# start of Dataset extract
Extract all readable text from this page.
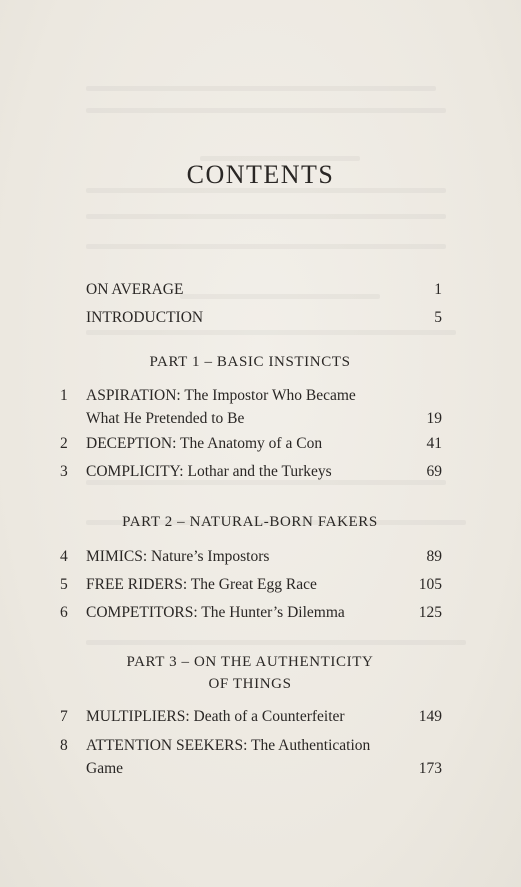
CONTENTS
ON AVERAGE	1
INTRODUCTION	5
PART 1 – BASIC INSTINCTS
1 ASPIRATION: The Impostor Who Became
What He Pretended to Be	19
2 DECEPTION: The Anatomy of a Con	41
3 COMPLICITY: Lothar and the Turkeys	69
PART 2 – NATURAL-BORN FAKERS
4 MIMICS: Nature’s Impostors	89
5 FREE RIDERS: The Great Egg Race	105
6 COMPETITORS: The Hunter’s Dilemma	125
PART 3 – ON THE AUTHENTICITY
OF THINGS
7 MULTIPLIERS: Death of a Counterfeiter	149
8 ATTENTION SEEKERS: The Authentication
Game	173
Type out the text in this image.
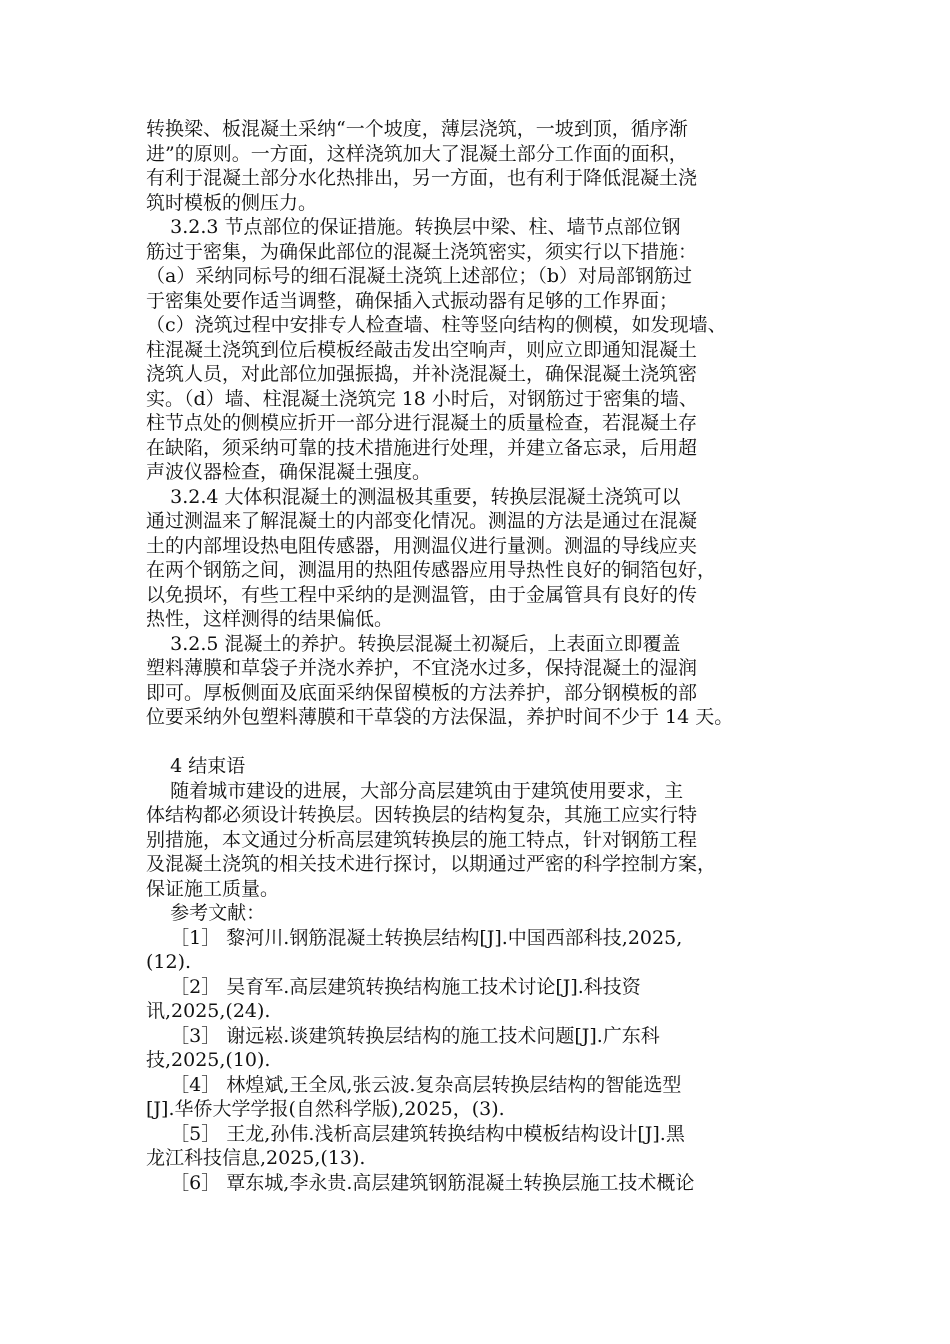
转换梁、板混凝土采纳“一个坡度，薄层浇筑，一坡到顶，循序渐
进”的原则。一方面，这样浇筑加大了混凝土部分工作面的面积，
有利于混凝土部分水化热排出，另一方面，也有利于降低混凝土浇
筑时模板的侧压力。
3.2.3 节点部位的保证措施。转换层中梁、柱、墙节点部位钢
筋过于密集，为确保此部位的混凝土浇筑密实，须实行以下措施：
（a）采纳同标号的细石混凝土浇筑上述部位；（b）对局部钢筋过
于密集处要作适当调整，确保插入式振动器有足够的工作界面；
（c）浇筑过程中安排专人检查墙、柱等竖向结构的侧模，如发现墙、
柱混凝土浇筑到位后模板经敲击发出空响声，则应立即通知混凝土
浇筑人员，对此部位加强振捣，并补浇混凝土，确保混凝土浇筑密
实。（d）墙、柱混凝土浇筑完 18 小时后，对钢筋过于密集的墙、
柱节点处的侧模应折开一部分进行混凝土的质量检查，若混凝土存
在缺陷，须采纳可靠的技术措施进行处理，并建立备忘录，后用超
声波仪器检查，确保混凝土强度。
3.2.4 大体积混凝土的测温极其重要，转换层混凝土浇筑可以
通过测温来了解混凝土的内部变化情况。测温的方法是通过在混凝
土的内部埋设热电阻传感器，用测温仪进行量测。测温的导线应夹
在两个钢筋之间，测温用的热阻传感器应用导热性良好的铜箔包好，
以免损坏，有些工程中采纳的是测温管，由于金属管具有良好的传
热性，这样测得的结果偏低。
3.2.5 混凝土的养护。转换层混凝土初凝后，上表面立即覆盖
塑料薄膜和草袋子并浇水养护，不宜浇水过多，保持混凝土的湿润
即可。厚板侧面及底面采纳保留模板的方法养护，部分钢模板的部
位要采纳外包塑料薄膜和干草袋的方法保温，养护时间不少于 14 天。
4 结束语
随着城市建设的进展，大部分高层建筑由于建筑使用要求，主
体结构都必须设计转换层。因转换层的结构复杂，其施工应实行特
别措施，本文通过分析高层建筑转换层的施工特点，针对钢筋工程
及混凝土浇筑的相关技术进行探讨，以期通过严密的科学控制方案，
保证施工质量。
参考文献：
［1］ 黎河川.钢筋混凝土转换层结构[J].中国西部科技,2025,
(12).
［2］ 吴育军.高层建筑转换结构施工技术讨论[J].科技资
讯,2025,(24).
［3］ 谢远崧.谈建筑转换层结构的施工技术问题[J].广东科
技,2025,(10).
［4］ 林煌斌,王全凤,张云波.复杂高层转换层结构的智能选型
[J].华侨大学学报(自然科学版),2025，(3).
［5］ 王龙,孙伟.浅析高层建筑转换结构中模板结构设计[J].黑
龙江科技信息,2025,(13).
［6］ 覃东城,李永贵.高层建筑钢筋混凝土转换层施工技术概论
# end of Dataset extract
▶ [The request]: Copy each line of the data above that holds "this".

▶ [Reply to the exercise]:
Extract all readable text from this page.
Type out the text in this image.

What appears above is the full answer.